=== YOUR TASK ===
Gather all lines in the records below that include the word "wyniosły".

=== Collected data entries ===

____________________

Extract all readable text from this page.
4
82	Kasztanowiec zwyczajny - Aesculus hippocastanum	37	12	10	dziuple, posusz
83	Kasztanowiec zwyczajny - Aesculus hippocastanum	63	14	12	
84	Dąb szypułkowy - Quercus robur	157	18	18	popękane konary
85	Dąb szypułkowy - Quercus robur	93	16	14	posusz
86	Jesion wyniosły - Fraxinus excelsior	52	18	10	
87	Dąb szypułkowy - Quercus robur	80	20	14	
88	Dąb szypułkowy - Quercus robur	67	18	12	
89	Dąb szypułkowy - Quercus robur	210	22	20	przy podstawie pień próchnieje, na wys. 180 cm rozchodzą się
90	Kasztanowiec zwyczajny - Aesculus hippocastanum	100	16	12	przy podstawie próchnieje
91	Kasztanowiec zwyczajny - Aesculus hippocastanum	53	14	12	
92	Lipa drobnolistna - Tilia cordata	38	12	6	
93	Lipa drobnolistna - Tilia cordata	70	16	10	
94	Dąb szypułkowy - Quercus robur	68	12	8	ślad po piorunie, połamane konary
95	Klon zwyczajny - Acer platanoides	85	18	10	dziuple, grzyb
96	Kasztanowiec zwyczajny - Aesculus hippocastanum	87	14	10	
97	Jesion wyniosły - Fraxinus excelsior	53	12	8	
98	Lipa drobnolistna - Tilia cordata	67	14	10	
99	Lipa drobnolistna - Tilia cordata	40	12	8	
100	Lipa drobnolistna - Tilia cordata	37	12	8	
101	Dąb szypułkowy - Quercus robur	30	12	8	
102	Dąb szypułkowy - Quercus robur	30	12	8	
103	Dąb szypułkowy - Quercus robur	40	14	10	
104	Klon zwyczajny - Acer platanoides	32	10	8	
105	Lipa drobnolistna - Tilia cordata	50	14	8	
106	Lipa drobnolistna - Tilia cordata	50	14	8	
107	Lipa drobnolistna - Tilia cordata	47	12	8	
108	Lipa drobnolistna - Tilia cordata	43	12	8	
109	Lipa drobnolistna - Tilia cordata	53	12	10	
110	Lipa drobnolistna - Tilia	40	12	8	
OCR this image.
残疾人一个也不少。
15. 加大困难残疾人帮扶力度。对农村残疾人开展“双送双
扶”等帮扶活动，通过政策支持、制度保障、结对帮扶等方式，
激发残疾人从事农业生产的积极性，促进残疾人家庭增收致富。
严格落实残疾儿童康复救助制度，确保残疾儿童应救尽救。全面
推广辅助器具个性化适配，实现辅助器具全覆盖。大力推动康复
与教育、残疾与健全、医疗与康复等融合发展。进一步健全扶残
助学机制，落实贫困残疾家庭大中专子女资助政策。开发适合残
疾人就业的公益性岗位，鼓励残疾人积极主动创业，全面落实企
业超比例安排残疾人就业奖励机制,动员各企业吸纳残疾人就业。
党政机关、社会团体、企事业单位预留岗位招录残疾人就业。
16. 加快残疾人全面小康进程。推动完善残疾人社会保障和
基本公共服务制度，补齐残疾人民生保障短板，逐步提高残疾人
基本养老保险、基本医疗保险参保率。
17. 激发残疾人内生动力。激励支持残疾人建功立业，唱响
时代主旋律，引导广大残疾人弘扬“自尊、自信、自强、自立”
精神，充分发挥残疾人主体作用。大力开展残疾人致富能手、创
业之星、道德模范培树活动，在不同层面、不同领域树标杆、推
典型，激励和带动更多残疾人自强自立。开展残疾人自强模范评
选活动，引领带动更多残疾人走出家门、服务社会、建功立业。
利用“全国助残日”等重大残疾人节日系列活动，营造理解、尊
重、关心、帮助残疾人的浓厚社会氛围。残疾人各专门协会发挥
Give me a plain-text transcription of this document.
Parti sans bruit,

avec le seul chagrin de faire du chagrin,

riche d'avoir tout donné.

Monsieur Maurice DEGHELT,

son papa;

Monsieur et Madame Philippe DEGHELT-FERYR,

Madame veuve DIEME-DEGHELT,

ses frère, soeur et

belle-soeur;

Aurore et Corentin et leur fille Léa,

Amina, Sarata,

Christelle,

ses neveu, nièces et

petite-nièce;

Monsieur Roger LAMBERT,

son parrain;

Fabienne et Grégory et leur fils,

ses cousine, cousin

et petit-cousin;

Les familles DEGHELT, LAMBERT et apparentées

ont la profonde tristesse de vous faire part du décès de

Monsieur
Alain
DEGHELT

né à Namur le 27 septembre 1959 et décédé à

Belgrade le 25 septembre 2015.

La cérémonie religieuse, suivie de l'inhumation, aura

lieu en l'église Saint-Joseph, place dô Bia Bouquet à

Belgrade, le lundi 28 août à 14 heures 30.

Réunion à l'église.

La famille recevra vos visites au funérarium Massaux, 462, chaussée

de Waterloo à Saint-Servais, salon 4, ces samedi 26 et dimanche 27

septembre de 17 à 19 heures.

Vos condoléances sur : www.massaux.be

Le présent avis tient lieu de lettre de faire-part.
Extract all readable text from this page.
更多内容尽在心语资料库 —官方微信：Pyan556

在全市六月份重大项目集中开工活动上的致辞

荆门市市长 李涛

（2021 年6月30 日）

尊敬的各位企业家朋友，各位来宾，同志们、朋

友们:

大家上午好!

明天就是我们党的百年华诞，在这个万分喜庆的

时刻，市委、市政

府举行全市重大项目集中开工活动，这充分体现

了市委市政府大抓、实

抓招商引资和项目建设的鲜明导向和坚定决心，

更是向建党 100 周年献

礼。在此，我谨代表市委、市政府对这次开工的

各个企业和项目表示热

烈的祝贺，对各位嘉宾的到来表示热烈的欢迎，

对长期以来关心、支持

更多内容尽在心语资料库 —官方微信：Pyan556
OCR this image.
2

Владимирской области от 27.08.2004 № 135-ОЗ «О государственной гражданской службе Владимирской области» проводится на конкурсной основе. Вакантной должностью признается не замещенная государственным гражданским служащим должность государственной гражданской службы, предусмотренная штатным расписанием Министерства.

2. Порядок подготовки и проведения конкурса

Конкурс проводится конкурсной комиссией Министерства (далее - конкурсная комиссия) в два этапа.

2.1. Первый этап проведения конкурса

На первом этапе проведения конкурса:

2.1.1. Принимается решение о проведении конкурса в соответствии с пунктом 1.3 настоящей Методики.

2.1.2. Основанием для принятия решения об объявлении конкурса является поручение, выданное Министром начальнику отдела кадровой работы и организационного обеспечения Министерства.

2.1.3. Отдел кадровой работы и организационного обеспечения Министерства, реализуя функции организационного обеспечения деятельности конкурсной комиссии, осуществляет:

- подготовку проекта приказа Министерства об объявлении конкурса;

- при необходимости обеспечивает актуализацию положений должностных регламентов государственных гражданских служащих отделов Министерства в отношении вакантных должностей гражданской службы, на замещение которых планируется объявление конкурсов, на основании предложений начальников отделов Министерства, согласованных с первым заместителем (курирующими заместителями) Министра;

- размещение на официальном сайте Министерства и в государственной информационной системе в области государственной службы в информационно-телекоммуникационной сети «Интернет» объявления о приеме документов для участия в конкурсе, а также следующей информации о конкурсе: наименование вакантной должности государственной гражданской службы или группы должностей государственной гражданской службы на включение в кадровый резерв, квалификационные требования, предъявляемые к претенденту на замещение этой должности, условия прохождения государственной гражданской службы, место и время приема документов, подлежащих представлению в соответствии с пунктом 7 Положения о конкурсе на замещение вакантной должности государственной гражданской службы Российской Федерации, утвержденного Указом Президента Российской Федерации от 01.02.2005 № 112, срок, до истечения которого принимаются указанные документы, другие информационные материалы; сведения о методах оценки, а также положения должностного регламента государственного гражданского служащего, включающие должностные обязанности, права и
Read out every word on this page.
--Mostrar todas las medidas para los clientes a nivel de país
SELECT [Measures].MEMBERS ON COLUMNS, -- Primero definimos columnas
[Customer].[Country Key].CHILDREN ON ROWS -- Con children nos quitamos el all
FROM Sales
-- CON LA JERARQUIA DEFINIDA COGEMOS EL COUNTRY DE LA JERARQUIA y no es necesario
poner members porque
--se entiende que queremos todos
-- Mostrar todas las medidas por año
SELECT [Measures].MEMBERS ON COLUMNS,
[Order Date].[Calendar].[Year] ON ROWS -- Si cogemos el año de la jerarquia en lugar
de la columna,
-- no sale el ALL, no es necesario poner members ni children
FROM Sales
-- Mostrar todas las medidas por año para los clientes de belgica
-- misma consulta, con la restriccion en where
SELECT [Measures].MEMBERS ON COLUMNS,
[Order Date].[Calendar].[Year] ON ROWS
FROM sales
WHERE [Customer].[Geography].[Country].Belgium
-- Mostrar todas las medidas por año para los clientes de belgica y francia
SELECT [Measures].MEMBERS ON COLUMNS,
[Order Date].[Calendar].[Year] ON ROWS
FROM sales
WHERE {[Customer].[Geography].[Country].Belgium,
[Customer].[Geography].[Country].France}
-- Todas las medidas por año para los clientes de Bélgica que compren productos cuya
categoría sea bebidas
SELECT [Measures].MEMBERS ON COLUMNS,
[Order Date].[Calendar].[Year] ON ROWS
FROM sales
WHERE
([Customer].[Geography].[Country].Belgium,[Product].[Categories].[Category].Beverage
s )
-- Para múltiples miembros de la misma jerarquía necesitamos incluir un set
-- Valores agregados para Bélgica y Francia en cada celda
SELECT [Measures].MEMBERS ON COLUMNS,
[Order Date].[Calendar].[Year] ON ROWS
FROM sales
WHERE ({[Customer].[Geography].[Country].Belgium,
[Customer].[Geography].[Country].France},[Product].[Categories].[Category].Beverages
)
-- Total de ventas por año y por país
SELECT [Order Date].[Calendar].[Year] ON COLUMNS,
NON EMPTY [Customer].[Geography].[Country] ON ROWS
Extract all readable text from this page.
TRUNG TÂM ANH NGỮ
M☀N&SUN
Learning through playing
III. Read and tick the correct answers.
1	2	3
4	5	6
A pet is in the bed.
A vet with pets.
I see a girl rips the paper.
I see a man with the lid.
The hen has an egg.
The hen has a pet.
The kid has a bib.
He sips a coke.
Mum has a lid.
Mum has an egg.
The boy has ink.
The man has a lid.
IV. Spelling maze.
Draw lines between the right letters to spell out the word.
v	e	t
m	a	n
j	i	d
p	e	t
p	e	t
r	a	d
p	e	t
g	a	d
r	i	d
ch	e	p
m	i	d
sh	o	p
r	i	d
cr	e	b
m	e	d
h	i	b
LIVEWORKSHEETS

____________________

=== EXERCISE SOLUTION ===
86	Jesion wyniosły - Fraxinus excelsior	52	18	10	
97	Jesion wyniosły - Fraxinus excelsior	53	12	8	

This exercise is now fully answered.